Given exercise
Filter this material down to the lines that hold "mechanism", copying each one.

Provided records

········

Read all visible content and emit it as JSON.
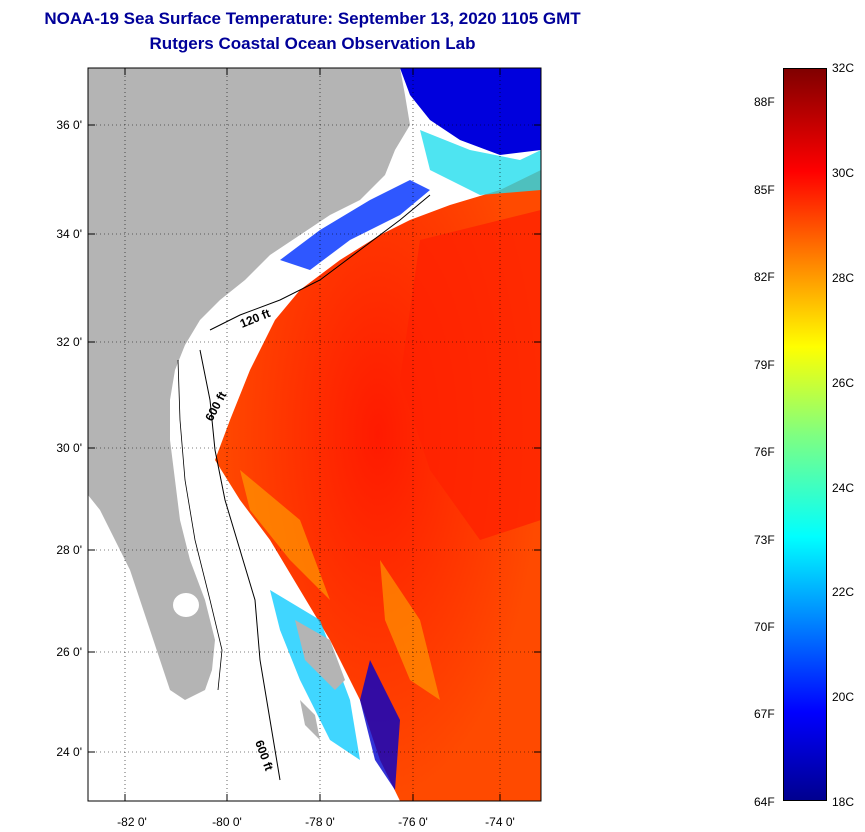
{
  "title": {
    "line1": "NOAA-19 Sea Surface Temperature:  September 13, 2020 1105 GMT",
    "line2": "Rutgers Coastal Ocean Observation Lab"
  },
  "map": {
    "lat_ticks": [
      "36 0'",
      "34 0'",
      "32 0'",
      "30 0'",
      "28 0'",
      "26 0'",
      "24 0'"
    ],
    "lon_ticks": [
      "-82 0'",
      "-80 0'",
      "-78 0'",
      "-76 0'",
      "-74 0'"
    ],
    "contour_labels": [
      "120 ft",
      "600 ft",
      "600 ft"
    ],
    "colors": {
      "land": "#b4b4b4",
      "no_data": "#ffffff",
      "warm": "#ff3300",
      "hot": "#ff1a00",
      "cool": "#00c8ff",
      "cold": "#0000cc"
    }
  },
  "colorbar": {
    "colormap": "jet",
    "celsius_labels": [
      "32C",
      "30C",
      "28C",
      "26C",
      "24C",
      "22C",
      "20C",
      "18C"
    ],
    "fahrenheit_labels": [
      "88F",
      "85F",
      "82F",
      "79F",
      "76F",
      "73F",
      "70F",
      "67F",
      "64F"
    ],
    "range_c": [
      18,
      32
    ]
  }
}
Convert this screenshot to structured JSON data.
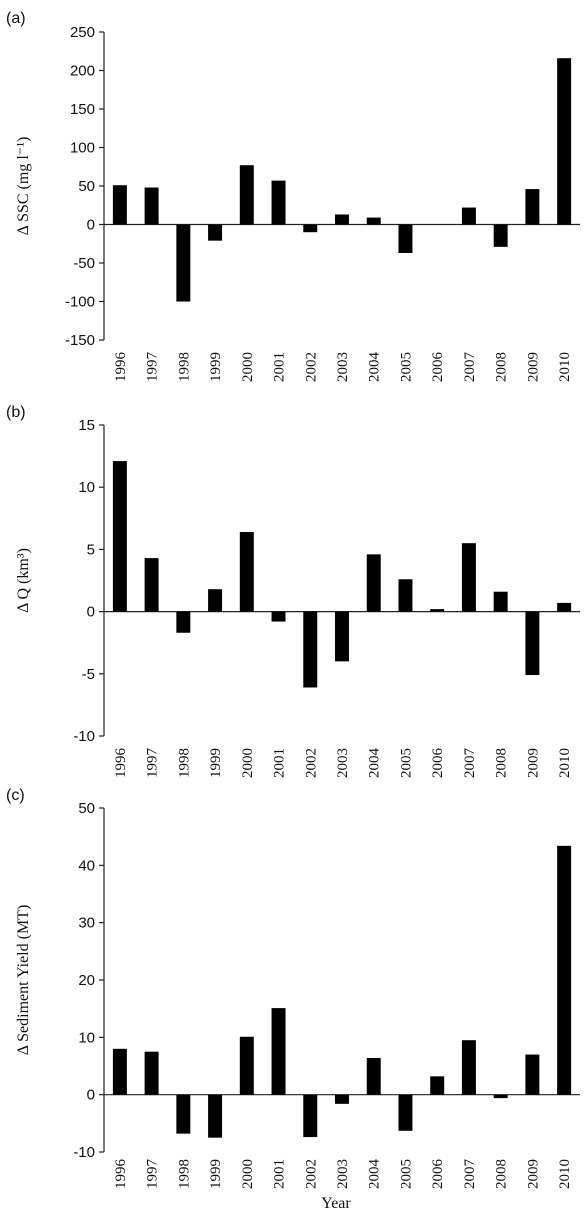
{
  "chart_data": [
    {
      "type": "bar",
      "panel_label": "(a)",
      "ylabel": "Δ SSC (mg l⁻¹)",
      "xlabel": "",
      "ylim": [
        -150,
        250
      ],
      "yticks": [
        -150,
        -100,
        -50,
        0,
        50,
        100,
        150,
        200,
        250
      ],
      "grid": false,
      "categories": [
        "1996",
        "1997",
        "1998",
        "1999",
        "2000",
        "2001",
        "2002",
        "2003",
        "2004",
        "2005",
        "2006",
        "2007",
        "2008",
        "2009",
        "2010"
      ],
      "values": [
        51,
        48,
        -100,
        -21,
        77,
        57,
        -10,
        13,
        9,
        -37,
        0,
        22,
        -29,
        46,
        216
      ],
      "bar_color": "#000000"
    },
    {
      "type": "bar",
      "panel_label": "(b)",
      "ylabel": "Δ Q (km³)",
      "xlabel": "",
      "ylim": [
        -10,
        15
      ],
      "yticks": [
        -10,
        -5,
        0,
        5,
        10,
        15
      ],
      "grid": false,
      "categories": [
        "1996",
        "1997",
        "1998",
        "1999",
        "2000",
        "2001",
        "2002",
        "2003",
        "2004",
        "2005",
        "2006",
        "2007",
        "2008",
        "2009",
        "2010"
      ],
      "values": [
        12.1,
        4.3,
        -1.7,
        1.8,
        6.4,
        -0.8,
        -6.1,
        -4.0,
        4.6,
        2.6,
        0.2,
        5.5,
        1.6,
        -5.1,
        0.7
      ],
      "bar_color": "#000000"
    },
    {
      "type": "bar",
      "panel_label": "(c)",
      "ylabel": "Δ Sediment Yield (MT)",
      "xlabel": "Year",
      "ylim": [
        -10,
        50
      ],
      "yticks": [
        -10,
        0,
        10,
        20,
        30,
        40,
        50
      ],
      "grid": false,
      "categories": [
        "1996",
        "1997",
        "1998",
        "1999",
        "2000",
        "2001",
        "2002",
        "2003",
        "2004",
        "2005",
        "2006",
        "2007",
        "2008",
        "2009",
        "2010"
      ],
      "values": [
        8.0,
        7.5,
        -6.8,
        -7.5,
        10.1,
        15.1,
        -7.4,
        -1.6,
        6.4,
        -6.3,
        3.2,
        9.5,
        -0.6,
        7.0,
        43.4
      ],
      "bar_color": "#000000"
    }
  ]
}
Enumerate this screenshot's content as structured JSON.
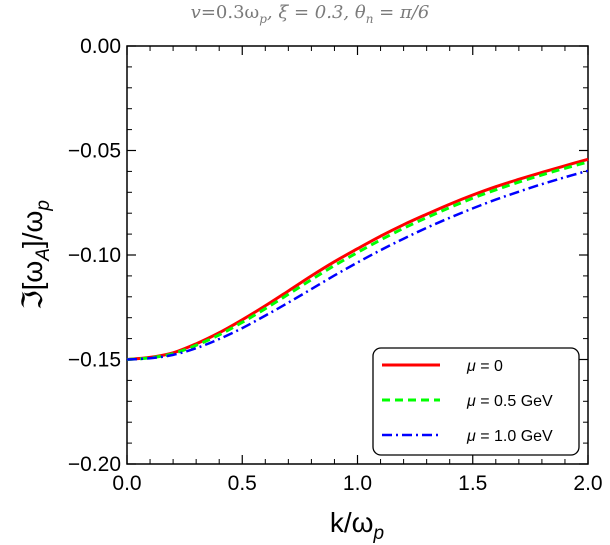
{
  "chart_data": {
    "type": "line",
    "title": "v=0.3ω_p, ξ = 0.3, θ_n = π/6",
    "title_parts": {
      "v_label": "v",
      "v_value": "=0.3ω",
      "v_sub": "p",
      "xi_part": ", ξ = 0.3, θ",
      "theta_sub": "n",
      "theta_value": " = π/6"
    },
    "xlabel": "k/ω_p",
    "xlabel_parts": {
      "main": "k/ω",
      "sub": "p"
    },
    "ylabel": "ℑ[ω_A]/ω_p",
    "ylabel_parts": {
      "pre": "ℑ[ω",
      "sub1": "A",
      "mid": "]/ω",
      "sub2": "p"
    },
    "xlim": [
      0.0,
      2.0
    ],
    "ylim": [
      -0.2,
      0.0
    ],
    "xticks": [
      "0.0",
      "0.5",
      "1.0",
      "1.5",
      "2.0"
    ],
    "yticks": [
      "0.00",
      "−0.05",
      "−0.10",
      "−0.15",
      "−0.20"
    ],
    "grid": false,
    "legend_position": "bottom-right",
    "series": [
      {
        "name": "μ = 0",
        "color": "#ff0000",
        "style": "solid",
        "x": [
          0.0,
          0.1,
          0.2,
          0.3,
          0.4,
          0.5,
          0.6,
          0.7,
          0.8,
          0.9,
          1.0,
          1.1,
          1.2,
          1.3,
          1.4,
          1.5,
          1.6,
          1.7,
          1.8,
          1.9,
          2.0
        ],
        "y": [
          -0.15,
          -0.149,
          -0.1468,
          -0.1425,
          -0.1372,
          -0.131,
          -0.1243,
          -0.1172,
          -0.11,
          -0.1032,
          -0.097,
          -0.091,
          -0.0855,
          -0.0805,
          -0.0757,
          -0.0713,
          -0.0673,
          -0.0638,
          -0.0605,
          -0.0573,
          -0.0542
        ]
      },
      {
        "name": "μ = 0.5 GeV",
        "color": "#00ff00",
        "style": "dashed",
        "x": [
          0.0,
          0.1,
          0.2,
          0.3,
          0.4,
          0.5,
          0.6,
          0.7,
          0.8,
          0.9,
          1.0,
          1.1,
          1.2,
          1.3,
          1.4,
          1.5,
          1.6,
          1.7,
          1.8,
          1.9,
          2.0
        ],
        "y": [
          -0.15,
          -0.1492,
          -0.1472,
          -0.1432,
          -0.1382,
          -0.1322,
          -0.1257,
          -0.1188,
          -0.1118,
          -0.105,
          -0.0988,
          -0.0928,
          -0.0872,
          -0.0821,
          -0.0773,
          -0.0728,
          -0.0688,
          -0.0651,
          -0.0617,
          -0.0585,
          -0.0555
        ]
      },
      {
        "name": "μ = 1.0 GeV",
        "color": "#0000ff",
        "style": "dashdot",
        "x": [
          0.0,
          0.1,
          0.2,
          0.3,
          0.4,
          0.5,
          0.6,
          0.7,
          0.8,
          0.9,
          1.0,
          1.1,
          1.2,
          1.3,
          1.4,
          1.5,
          1.6,
          1.7,
          1.8,
          1.9,
          2.0
        ],
        "y": [
          -0.15,
          -0.1494,
          -0.1478,
          -0.1446,
          -0.1402,
          -0.135,
          -0.129,
          -0.1228,
          -0.1163,
          -0.1098,
          -0.1036,
          -0.0977,
          -0.0922,
          -0.087,
          -0.0822,
          -0.0777,
          -0.0735,
          -0.0697,
          -0.0661,
          -0.0628,
          -0.0597
        ]
      }
    ],
    "legend_parts": [
      {
        "mu": "μ",
        "rest": " = 0"
      },
      {
        "mu": "μ",
        "rest": " = 0.5 GeV"
      },
      {
        "mu": "μ",
        "rest": " = 1.0 GeV"
      }
    ]
  }
}
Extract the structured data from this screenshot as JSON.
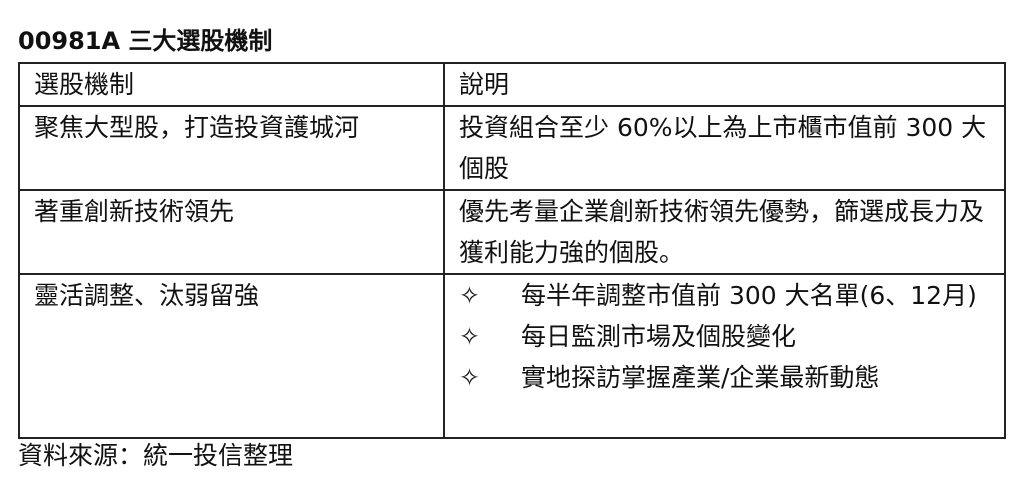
{
  "title": "00981A 三大選股機制",
  "table": {
    "headers": [
      "選股機制",
      "說明"
    ],
    "rows": [
      {
        "mechanism": "聚焦大型股，打造投資護城河",
        "description": "投資組合至少 60%以上為上市櫃市值前 300 大個股"
      },
      {
        "mechanism": "著重創新技術領先",
        "description": "優先考量企業創新技術領先優勢，篩選成長力及獲利能力強的個股。"
      },
      {
        "mechanism": "靈活調整、汰弱留強",
        "bullets": [
          "每半年調整市值前 300 大名單(6、12月)",
          "每日監測市場及個股變化",
          "實地探訪掌握產業/企業最新動態"
        ],
        "bullet_icon": "✧"
      }
    ]
  },
  "source": "資料來源：統一投信整理"
}
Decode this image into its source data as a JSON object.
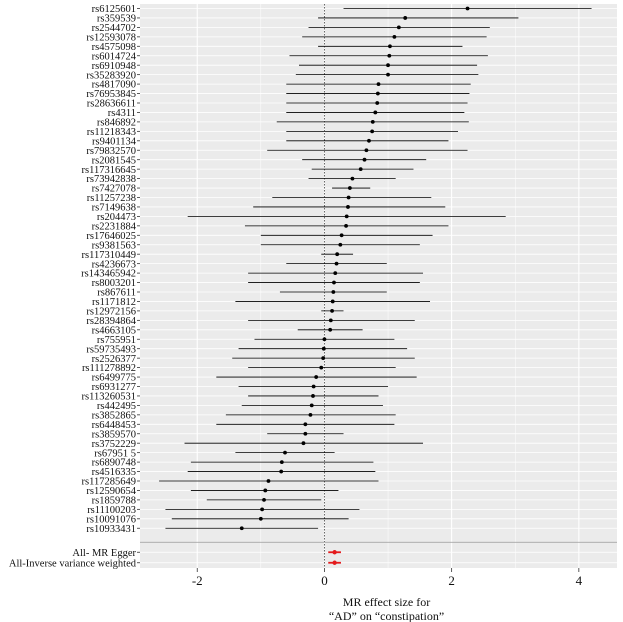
{
  "chart_data": {
    "type": "forest",
    "title": "",
    "xlabel_line1": "MR effect size for",
    "xlabel_line2": "“AD” on “constipation”",
    "xlim": [
      -2.9,
      4.6
    ],
    "xticks": [
      -2,
      0,
      2,
      4
    ],
    "xtick_labels": [
      "-2",
      "0",
      "2",
      "4"
    ],
    "reference_line": 0,
    "grid": true,
    "colors": {
      "panel": "#ebebeb",
      "grid": "#ffffff",
      "point": "#000000",
      "summary": "#e41a1c"
    },
    "snps": [
      {
        "label": "rs6125601",
        "b": 2.25,
        "lo": 0.3,
        "hi": 4.2
      },
      {
        "label": "rs359539",
        "b": 1.27,
        "lo": -0.1,
        "hi": 3.05
      },
      {
        "label": "rs2544702",
        "b": 1.17,
        "lo": -0.25,
        "hi": 2.6
      },
      {
        "label": "rs12593078",
        "b": 1.1,
        "lo": -0.35,
        "hi": 2.55
      },
      {
        "label": "rs4575098",
        "b": 1.03,
        "lo": -0.1,
        "hi": 2.17
      },
      {
        "label": "rs6014724",
        "b": 1.02,
        "lo": -0.55,
        "hi": 2.57
      },
      {
        "label": "rs6910948",
        "b": 1.0,
        "lo": -0.4,
        "hi": 2.4
      },
      {
        "label": "rs35283920",
        "b": 1.0,
        "lo": -0.45,
        "hi": 2.42
      },
      {
        "label": "rs4817090",
        "b": 0.85,
        "lo": -0.6,
        "hi": 2.3
      },
      {
        "label": "rs76953845",
        "b": 0.84,
        "lo": -0.6,
        "hi": 2.28
      },
      {
        "label": "rs28636611",
        "b": 0.83,
        "lo": -0.6,
        "hi": 2.25
      },
      {
        "label": "rs4311",
        "b": 0.8,
        "lo": -0.6,
        "hi": 2.2
      },
      {
        "label": "rs846892",
        "b": 0.76,
        "lo": -0.75,
        "hi": 2.27
      },
      {
        "label": "rs11218343",
        "b": 0.75,
        "lo": -0.6,
        "hi": 2.1
      },
      {
        "label": "rs9401134",
        "b": 0.7,
        "lo": -0.6,
        "hi": 1.95
      },
      {
        "label": "rs79832570",
        "b": 0.66,
        "lo": -0.9,
        "hi": 2.25
      },
      {
        "label": "rs2081545",
        "b": 0.63,
        "lo": -0.35,
        "hi": 1.6
      },
      {
        "label": "rs117316645",
        "b": 0.57,
        "lo": -0.2,
        "hi": 1.4
      },
      {
        "label": "rs73942838",
        "b": 0.44,
        "lo": -0.25,
        "hi": 1.12
      },
      {
        "label": "rs7427078",
        "b": 0.4,
        "lo": 0.12,
        "hi": 0.72
      },
      {
        "label": "rs11257238",
        "b": 0.38,
        "lo": -0.82,
        "hi": 1.68
      },
      {
        "label": "rs7149638",
        "b": 0.37,
        "lo": -1.12,
        "hi": 1.9
      },
      {
        "label": "rs204473",
        "b": 0.35,
        "lo": -2.15,
        "hi": 2.85
      },
      {
        "label": "rs2231884",
        "b": 0.34,
        "lo": -1.25,
        "hi": 1.95
      },
      {
        "label": "rs17646025",
        "b": 0.27,
        "lo": -1.0,
        "hi": 1.7
      },
      {
        "label": "rs9381563",
        "b": 0.25,
        "lo": -1.0,
        "hi": 1.5
      },
      {
        "label": "rs117310449",
        "b": 0.2,
        "lo": -0.05,
        "hi": 0.45
      },
      {
        "label": "rs4236673",
        "b": 0.19,
        "lo": -0.6,
        "hi": 0.98
      },
      {
        "label": "rs143465942",
        "b": 0.17,
        "lo": -1.2,
        "hi": 1.55
      },
      {
        "label": "rs8003201",
        "b": 0.15,
        "lo": -1.2,
        "hi": 1.5
      },
      {
        "label": "rs867611",
        "b": 0.14,
        "lo": -0.7,
        "hi": 0.98
      },
      {
        "label": "rs1171812",
        "b": 0.13,
        "lo": -1.4,
        "hi": 1.66
      },
      {
        "label": "rs12972156",
        "b": 0.12,
        "lo": -0.05,
        "hi": 0.3
      },
      {
        "label": "rs28394864",
        "b": 0.1,
        "lo": -1.2,
        "hi": 1.42
      },
      {
        "label": "rs4663105",
        "b": 0.09,
        "lo": -0.42,
        "hi": 0.6
      },
      {
        "label": "rs755951",
        "b": 0.0,
        "lo": -1.1,
        "hi": 1.1
      },
      {
        "label": "rs59735493",
        "b": -0.01,
        "lo": -1.35,
        "hi": 1.3
      },
      {
        "label": "rs2526377",
        "b": -0.02,
        "lo": -1.45,
        "hi": 1.42
      },
      {
        "label": "rs111278892",
        "b": -0.05,
        "lo": -1.2,
        "hi": 1.12
      },
      {
        "label": "rs6499775",
        "b": -0.13,
        "lo": -1.7,
        "hi": 1.45
      },
      {
        "label": "rs6931277",
        "b": -0.17,
        "lo": -1.35,
        "hi": 1.0
      },
      {
        "label": "rs113260531",
        "b": -0.18,
        "lo": -1.2,
        "hi": 0.85
      },
      {
        "label": "rs442495",
        "b": -0.2,
        "lo": -1.3,
        "hi": 0.92
      },
      {
        "label": "rs3852865",
        "b": -0.22,
        "lo": -1.55,
        "hi": 1.12
      },
      {
        "label": "rs6448453",
        "b": -0.3,
        "lo": -1.7,
        "hi": 1.1
      },
      {
        "label": "rs3859570",
        "b": -0.3,
        "lo": -0.9,
        "hi": 0.3
      },
      {
        "label": "rs3752229",
        "b": -0.33,
        "lo": -2.2,
        "hi": 1.55
      },
      {
        "label": "rs67951 5",
        "b": -0.62,
        "lo": -1.4,
        "hi": 0.16
      },
      {
        "label": "rs6890748",
        "b": -0.67,
        "lo": -2.1,
        "hi": 0.77
      },
      {
        "label": "rs4516335",
        "b": -0.68,
        "lo": -2.15,
        "hi": 0.8
      },
      {
        "label": "rs117285649",
        "b": -0.88,
        "lo": -2.6,
        "hi": 0.85
      },
      {
        "label": "rs12590654",
        "b": -0.93,
        "lo": -2.1,
        "hi": 0.22
      },
      {
        "label": "rs1859788",
        "b": -0.95,
        "lo": -1.85,
        "hi": -0.05
      },
      {
        "label": "rs11100203",
        "b": -0.98,
        "lo": -2.5,
        "hi": 0.55
      },
      {
        "label": "rs10091076",
        "b": -1.0,
        "lo": -2.4,
        "hi": 0.38
      },
      {
        "label": "rs10933431",
        "b": -1.3,
        "lo": -2.5,
        "hi": -0.1
      }
    ],
    "summary": [
      {
        "label": "All- MR Egger",
        "b": 0.16,
        "lo": 0.06,
        "hi": 0.26
      },
      {
        "label": "All-Inverse variance weighted",
        "b": 0.16,
        "lo": 0.06,
        "hi": 0.26
      }
    ]
  }
}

········

Completed task
        "mechanism": "聚焦大型股，打造投資護城河",
        "mechanism": "著重創新技術領先",
        "mechanism": "靈活調整、汰弱留強",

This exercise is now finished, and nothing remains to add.